## Request
Using the records below, give the number of lines where the word "dcdcdc" appears, with no further output.

## Material
###
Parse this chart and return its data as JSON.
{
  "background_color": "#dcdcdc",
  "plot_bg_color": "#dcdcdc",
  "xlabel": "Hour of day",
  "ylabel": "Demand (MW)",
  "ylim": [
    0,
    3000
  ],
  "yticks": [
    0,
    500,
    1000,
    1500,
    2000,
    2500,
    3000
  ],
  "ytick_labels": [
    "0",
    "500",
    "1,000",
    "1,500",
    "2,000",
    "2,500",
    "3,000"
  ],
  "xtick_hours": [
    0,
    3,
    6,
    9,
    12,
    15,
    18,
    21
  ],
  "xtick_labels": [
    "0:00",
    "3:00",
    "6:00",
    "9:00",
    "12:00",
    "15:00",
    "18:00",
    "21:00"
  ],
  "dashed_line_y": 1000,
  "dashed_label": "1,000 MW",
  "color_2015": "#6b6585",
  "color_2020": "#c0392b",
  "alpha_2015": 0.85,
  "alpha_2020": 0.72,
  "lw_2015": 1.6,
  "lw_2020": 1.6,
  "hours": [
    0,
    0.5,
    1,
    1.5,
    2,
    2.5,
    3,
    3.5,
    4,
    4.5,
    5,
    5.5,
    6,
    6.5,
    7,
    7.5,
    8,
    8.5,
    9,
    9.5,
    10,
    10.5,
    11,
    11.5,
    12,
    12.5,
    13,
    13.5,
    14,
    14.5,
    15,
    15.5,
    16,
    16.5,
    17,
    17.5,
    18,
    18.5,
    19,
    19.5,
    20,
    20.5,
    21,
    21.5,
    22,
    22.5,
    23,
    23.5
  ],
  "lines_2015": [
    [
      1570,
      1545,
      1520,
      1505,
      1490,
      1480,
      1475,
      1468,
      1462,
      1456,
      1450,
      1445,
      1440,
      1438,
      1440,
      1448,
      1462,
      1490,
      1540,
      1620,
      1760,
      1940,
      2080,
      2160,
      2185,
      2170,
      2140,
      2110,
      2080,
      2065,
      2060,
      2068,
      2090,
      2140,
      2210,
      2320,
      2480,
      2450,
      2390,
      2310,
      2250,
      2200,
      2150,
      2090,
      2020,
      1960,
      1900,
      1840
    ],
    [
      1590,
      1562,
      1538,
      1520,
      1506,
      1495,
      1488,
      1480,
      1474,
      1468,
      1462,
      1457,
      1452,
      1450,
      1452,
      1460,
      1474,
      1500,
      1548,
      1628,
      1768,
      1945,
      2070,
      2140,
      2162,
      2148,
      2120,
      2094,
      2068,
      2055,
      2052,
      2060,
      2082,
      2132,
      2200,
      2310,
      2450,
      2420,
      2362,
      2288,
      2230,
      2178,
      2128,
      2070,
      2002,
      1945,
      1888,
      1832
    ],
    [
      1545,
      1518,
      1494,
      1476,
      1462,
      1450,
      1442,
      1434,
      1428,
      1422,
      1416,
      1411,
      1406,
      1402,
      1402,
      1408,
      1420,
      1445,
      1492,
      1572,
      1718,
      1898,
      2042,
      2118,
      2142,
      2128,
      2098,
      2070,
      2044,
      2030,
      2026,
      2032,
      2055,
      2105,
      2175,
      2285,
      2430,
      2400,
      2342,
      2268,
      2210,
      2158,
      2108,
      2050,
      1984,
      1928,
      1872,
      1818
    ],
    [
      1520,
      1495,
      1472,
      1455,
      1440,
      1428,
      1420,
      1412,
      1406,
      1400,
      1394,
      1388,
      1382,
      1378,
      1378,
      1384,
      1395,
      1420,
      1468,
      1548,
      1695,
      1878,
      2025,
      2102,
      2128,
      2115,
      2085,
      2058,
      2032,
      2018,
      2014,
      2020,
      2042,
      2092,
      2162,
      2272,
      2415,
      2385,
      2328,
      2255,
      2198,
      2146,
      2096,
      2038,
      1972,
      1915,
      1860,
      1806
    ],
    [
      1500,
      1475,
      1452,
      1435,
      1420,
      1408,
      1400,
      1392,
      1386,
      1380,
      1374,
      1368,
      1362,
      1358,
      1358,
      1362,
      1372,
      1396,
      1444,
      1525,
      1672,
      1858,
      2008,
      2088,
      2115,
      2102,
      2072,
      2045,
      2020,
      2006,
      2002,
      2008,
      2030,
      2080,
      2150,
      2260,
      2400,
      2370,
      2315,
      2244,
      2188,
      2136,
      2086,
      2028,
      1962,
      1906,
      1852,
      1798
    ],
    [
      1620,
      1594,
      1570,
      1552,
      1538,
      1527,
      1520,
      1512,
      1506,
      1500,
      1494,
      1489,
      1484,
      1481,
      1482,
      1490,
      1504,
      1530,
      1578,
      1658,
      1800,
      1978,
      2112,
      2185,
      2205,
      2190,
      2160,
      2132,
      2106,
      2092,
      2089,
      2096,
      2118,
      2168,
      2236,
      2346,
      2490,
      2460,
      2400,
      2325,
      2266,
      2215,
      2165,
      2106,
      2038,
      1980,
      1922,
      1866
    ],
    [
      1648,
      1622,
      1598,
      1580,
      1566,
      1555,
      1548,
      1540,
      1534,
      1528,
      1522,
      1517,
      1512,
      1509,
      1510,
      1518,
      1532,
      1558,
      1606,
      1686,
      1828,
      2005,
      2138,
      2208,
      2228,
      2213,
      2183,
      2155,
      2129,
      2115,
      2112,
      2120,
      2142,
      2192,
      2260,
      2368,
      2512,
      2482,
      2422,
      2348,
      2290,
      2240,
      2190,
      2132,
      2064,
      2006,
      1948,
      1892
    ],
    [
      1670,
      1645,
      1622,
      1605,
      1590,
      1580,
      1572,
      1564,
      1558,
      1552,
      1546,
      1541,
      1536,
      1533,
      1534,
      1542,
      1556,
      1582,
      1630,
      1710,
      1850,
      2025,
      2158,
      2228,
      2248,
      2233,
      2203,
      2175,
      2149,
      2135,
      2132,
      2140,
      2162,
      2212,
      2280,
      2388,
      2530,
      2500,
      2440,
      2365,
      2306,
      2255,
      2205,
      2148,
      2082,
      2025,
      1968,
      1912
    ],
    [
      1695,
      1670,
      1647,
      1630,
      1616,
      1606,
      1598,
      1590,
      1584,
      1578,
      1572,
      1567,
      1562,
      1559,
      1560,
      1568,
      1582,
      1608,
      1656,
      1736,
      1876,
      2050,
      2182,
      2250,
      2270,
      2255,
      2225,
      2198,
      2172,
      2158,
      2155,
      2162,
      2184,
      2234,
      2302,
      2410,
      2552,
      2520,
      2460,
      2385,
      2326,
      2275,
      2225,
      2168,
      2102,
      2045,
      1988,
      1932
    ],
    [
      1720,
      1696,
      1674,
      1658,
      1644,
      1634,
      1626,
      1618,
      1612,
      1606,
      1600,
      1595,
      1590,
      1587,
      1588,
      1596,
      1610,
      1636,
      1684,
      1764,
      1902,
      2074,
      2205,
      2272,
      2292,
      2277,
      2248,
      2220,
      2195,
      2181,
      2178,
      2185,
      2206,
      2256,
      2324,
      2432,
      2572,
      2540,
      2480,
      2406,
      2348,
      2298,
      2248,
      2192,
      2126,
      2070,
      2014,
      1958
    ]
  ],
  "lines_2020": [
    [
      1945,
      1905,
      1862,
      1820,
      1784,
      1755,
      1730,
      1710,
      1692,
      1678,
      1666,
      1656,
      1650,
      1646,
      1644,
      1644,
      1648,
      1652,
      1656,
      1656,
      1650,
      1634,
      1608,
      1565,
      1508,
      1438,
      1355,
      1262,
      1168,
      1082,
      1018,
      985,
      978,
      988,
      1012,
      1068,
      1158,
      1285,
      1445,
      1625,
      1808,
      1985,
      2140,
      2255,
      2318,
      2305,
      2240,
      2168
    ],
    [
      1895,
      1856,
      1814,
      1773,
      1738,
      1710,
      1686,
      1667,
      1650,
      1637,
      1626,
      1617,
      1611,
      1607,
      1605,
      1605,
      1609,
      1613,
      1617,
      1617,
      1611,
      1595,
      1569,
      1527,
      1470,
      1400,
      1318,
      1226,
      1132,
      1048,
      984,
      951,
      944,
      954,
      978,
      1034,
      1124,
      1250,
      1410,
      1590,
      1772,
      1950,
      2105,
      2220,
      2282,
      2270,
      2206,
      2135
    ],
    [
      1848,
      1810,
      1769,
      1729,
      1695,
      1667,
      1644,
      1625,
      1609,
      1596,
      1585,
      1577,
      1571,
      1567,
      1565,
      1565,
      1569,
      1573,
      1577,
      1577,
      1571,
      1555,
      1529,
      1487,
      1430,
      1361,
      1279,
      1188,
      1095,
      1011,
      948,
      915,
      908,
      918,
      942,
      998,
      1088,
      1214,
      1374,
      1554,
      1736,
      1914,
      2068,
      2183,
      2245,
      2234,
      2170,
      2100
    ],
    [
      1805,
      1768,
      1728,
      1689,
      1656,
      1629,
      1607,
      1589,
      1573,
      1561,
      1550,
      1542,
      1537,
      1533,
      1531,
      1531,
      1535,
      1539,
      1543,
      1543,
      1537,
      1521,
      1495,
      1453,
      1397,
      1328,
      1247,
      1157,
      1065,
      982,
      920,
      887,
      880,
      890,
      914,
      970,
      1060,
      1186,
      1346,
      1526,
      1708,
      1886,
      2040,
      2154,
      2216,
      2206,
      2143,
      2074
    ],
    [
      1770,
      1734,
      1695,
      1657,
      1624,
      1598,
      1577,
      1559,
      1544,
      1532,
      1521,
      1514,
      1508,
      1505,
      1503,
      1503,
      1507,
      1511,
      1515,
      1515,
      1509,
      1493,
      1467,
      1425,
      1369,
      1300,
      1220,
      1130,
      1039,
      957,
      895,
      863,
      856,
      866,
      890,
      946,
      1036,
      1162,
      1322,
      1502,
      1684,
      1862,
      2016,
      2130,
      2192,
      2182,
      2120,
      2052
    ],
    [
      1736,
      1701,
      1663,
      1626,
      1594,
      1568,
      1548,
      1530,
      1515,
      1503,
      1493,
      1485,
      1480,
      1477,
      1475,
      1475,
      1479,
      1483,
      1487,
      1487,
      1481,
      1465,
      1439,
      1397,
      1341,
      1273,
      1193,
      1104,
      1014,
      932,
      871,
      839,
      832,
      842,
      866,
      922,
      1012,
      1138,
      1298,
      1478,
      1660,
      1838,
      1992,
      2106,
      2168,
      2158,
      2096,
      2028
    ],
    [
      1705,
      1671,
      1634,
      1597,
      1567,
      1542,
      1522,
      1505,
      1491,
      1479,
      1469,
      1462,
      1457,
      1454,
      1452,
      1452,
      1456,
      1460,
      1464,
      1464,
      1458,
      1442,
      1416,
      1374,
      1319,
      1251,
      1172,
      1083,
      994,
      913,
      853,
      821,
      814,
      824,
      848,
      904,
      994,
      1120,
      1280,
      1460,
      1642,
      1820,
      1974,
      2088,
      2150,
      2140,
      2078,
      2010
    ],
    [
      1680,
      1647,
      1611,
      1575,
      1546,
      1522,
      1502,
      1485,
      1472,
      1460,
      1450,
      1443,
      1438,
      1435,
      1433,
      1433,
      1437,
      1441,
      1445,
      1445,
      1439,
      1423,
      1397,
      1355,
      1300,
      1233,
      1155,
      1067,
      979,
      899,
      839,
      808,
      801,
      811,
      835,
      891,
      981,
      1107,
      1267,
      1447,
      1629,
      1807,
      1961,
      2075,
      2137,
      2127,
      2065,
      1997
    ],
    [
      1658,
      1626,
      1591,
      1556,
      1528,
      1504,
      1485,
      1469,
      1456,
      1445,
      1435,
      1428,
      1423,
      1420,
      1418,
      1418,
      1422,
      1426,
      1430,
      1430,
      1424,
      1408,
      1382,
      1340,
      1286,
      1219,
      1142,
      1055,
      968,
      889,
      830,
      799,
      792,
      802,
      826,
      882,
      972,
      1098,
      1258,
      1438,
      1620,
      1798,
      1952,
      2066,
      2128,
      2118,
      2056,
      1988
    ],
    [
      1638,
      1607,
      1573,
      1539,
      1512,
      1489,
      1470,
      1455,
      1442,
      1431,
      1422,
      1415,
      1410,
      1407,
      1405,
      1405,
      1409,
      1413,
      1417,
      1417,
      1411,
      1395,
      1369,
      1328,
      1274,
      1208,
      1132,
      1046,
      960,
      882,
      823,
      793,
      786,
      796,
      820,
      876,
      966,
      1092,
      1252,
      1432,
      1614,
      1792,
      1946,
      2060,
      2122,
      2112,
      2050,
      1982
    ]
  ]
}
###
## Written answer
2